• DATASET ENTRIES:
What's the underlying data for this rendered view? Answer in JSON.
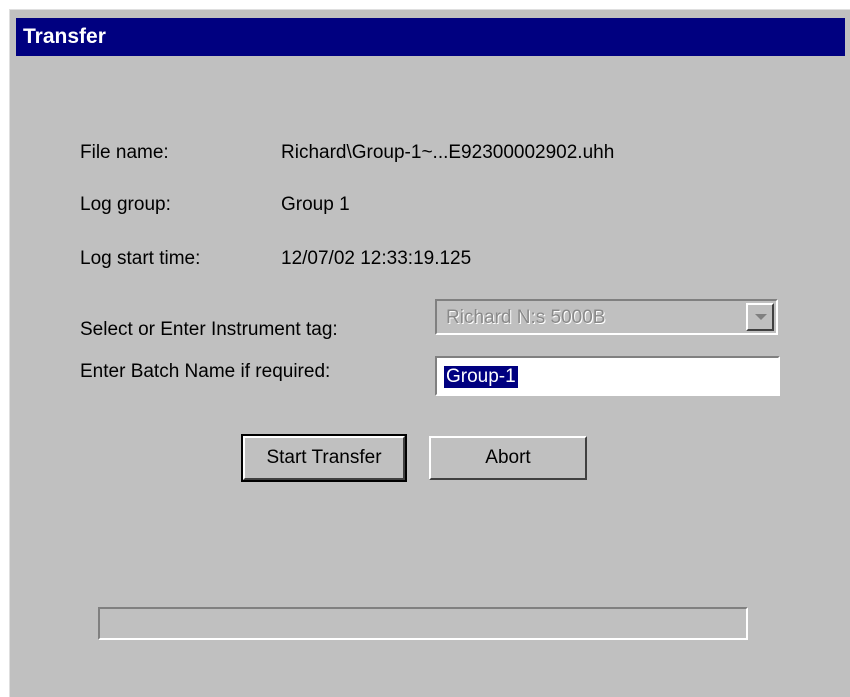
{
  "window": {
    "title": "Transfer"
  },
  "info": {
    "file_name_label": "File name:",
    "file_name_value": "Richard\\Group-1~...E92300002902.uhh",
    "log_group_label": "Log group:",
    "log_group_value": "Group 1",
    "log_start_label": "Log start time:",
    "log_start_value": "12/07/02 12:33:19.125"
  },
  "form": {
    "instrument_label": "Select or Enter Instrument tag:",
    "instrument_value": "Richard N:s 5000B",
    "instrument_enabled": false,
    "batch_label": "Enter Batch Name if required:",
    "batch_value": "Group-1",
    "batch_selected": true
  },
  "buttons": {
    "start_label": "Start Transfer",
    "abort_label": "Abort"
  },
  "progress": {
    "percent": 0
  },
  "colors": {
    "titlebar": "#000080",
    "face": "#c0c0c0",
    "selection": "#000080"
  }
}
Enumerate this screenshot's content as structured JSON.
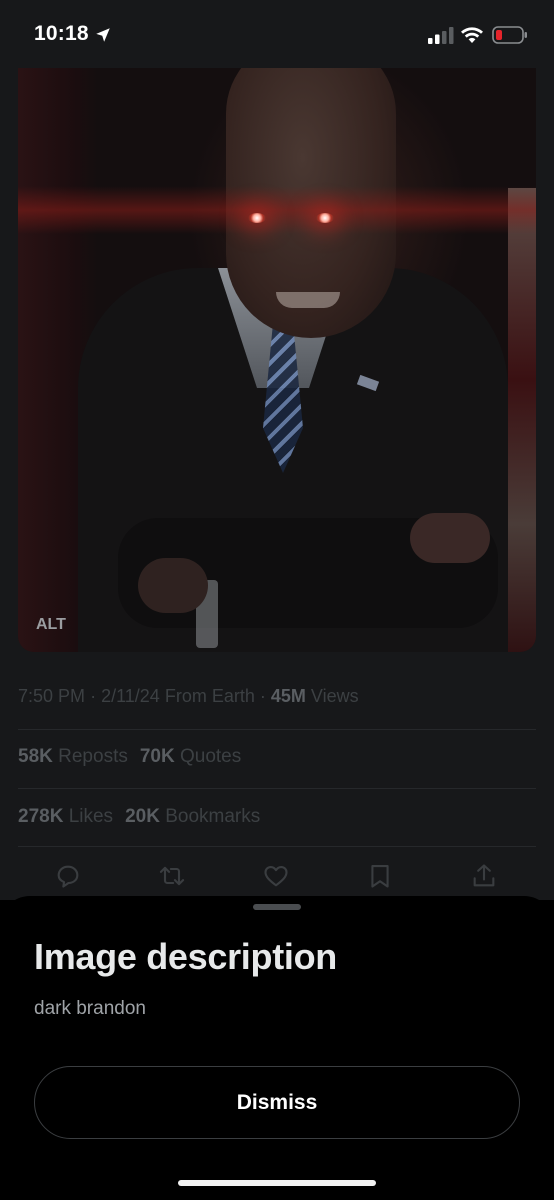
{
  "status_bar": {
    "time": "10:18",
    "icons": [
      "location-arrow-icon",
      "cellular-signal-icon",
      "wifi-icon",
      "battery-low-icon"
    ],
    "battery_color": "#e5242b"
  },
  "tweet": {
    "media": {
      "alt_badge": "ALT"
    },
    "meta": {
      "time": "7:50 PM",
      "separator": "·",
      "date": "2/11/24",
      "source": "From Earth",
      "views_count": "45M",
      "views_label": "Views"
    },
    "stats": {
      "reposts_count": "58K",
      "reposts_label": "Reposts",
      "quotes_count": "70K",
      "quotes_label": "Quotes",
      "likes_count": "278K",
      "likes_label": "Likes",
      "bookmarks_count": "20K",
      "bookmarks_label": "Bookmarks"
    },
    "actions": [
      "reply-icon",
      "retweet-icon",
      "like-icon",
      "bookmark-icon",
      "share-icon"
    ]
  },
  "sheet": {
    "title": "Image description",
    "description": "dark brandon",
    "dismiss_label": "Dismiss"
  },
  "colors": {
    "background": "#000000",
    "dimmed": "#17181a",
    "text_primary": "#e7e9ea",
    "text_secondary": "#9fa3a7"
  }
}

• WHAT TO DO: Leave out the pictures and transcribe the entries above exactly.

• EXERCISE SOLUTION:
What's the underlying data for this rendered view? Answer in JSON.
{
  "window": {
    "title": "Transfer"
  },
  "info": {
    "file_name_label": "File name:",
    "file_name_value": "Richard\\Group-1~...E92300002902.uhh",
    "log_group_label": "Log group:",
    "log_group_value": "Group 1",
    "log_start_label": "Log start time:",
    "log_start_value": "12/07/02 12:33:19.125"
  },
  "form": {
    "instrument_label": "Select or Enter Instrument tag:",
    "instrument_value": "Richard N:s 5000B",
    "instrument_enabled": false,
    "batch_label": "Enter Batch Name if required:",
    "batch_value": "Group-1",
    "batch_selected": true
  },
  "buttons": {
    "start_label": "Start Transfer",
    "abort_label": "Abort"
  },
  "progress": {
    "percent": 0
  },
  "colors": {
    "titlebar": "#000080",
    "face": "#c0c0c0",
    "selection": "#000080"
  }
}
Enumerate this screenshot's content as structured JSON.
{
  "status_bar": {
    "time": "10:18",
    "icons": [
      "location-arrow-icon",
      "cellular-signal-icon",
      "wifi-icon",
      "battery-low-icon"
    ],
    "battery_color": "#e5242b"
  },
  "tweet": {
    "media": {
      "alt_badge": "ALT"
    },
    "meta": {
      "time": "7:50 PM",
      "separator": "·",
      "date": "2/11/24",
      "source": "From Earth",
      "views_count": "45M",
      "views_label": "Views"
    },
    "stats": {
      "reposts_count": "58K",
      "reposts_label": "Reposts",
      "quotes_count": "70K",
      "quotes_label": "Quotes",
      "likes_count": "278K",
      "likes_label": "Likes",
      "bookmarks_count": "20K",
      "bookmarks_label": "Bookmarks"
    },
    "actions": [
      "reply-icon",
      "retweet-icon",
      "like-icon",
      "bookmark-icon",
      "share-icon"
    ]
  },
  "sheet": {
    "title": "Image description",
    "description": "dark brandon",
    "dismiss_label": "Dismiss"
  },
  "colors": {
    "background": "#000000",
    "dimmed": "#17181a",
    "text_primary": "#e7e9ea",
    "text_secondary": "#9fa3a7"
  }
}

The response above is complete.